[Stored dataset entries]
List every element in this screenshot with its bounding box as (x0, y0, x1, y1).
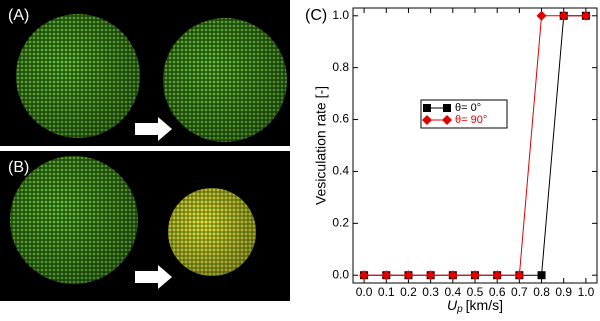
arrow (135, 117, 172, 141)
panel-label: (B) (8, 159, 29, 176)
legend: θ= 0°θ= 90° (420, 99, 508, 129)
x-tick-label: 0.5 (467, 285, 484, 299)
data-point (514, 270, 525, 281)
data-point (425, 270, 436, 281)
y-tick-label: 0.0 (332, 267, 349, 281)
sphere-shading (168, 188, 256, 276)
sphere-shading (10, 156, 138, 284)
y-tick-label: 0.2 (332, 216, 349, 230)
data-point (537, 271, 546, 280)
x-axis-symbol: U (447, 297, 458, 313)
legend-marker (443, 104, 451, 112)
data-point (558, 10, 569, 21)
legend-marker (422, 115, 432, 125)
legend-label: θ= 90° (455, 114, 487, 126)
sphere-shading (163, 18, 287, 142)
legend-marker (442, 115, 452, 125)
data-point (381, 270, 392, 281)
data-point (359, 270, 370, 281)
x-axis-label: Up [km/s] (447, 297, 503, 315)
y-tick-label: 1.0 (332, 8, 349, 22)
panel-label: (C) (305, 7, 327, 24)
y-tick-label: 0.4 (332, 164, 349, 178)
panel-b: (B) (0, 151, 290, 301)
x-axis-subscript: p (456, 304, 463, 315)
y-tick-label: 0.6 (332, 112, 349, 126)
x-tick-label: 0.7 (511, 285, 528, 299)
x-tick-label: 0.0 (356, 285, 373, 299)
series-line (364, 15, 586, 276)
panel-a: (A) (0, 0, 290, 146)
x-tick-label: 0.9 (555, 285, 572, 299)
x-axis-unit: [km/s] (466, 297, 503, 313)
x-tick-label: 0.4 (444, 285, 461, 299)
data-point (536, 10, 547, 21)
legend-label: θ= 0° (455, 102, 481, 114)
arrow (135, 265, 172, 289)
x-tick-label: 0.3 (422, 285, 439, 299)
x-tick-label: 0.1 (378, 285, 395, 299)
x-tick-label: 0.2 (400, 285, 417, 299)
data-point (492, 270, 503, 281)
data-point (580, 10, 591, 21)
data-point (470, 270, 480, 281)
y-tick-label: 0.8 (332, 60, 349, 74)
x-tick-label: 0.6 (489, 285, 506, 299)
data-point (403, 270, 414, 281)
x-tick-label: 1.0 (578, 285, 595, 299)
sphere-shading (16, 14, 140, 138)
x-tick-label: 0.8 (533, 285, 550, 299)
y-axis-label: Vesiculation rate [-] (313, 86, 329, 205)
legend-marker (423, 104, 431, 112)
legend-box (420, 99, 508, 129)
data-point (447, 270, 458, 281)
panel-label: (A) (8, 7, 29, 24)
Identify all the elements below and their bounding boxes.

---

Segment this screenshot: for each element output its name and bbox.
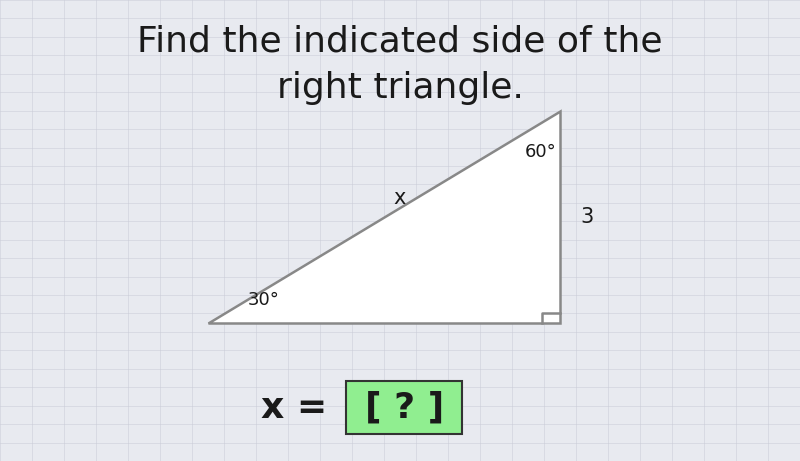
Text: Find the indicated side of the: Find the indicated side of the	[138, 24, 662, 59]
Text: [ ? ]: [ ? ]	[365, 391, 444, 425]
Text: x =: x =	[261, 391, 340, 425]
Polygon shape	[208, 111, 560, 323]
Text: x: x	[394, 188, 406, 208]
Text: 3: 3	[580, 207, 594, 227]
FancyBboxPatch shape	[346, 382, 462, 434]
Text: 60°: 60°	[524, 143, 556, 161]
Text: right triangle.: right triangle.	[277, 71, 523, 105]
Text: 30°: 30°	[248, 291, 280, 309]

• **Written request**
Filter the listing above down to the lines that contain the string "marker", matching case exactly, and copy each of those lines.

• **Exercise result**
legend-marker (443, 104, 451, 112)
legend-marker (422, 115, 432, 125)
legend-marker (442, 115, 452, 125)
legend-marker (423, 104, 431, 112)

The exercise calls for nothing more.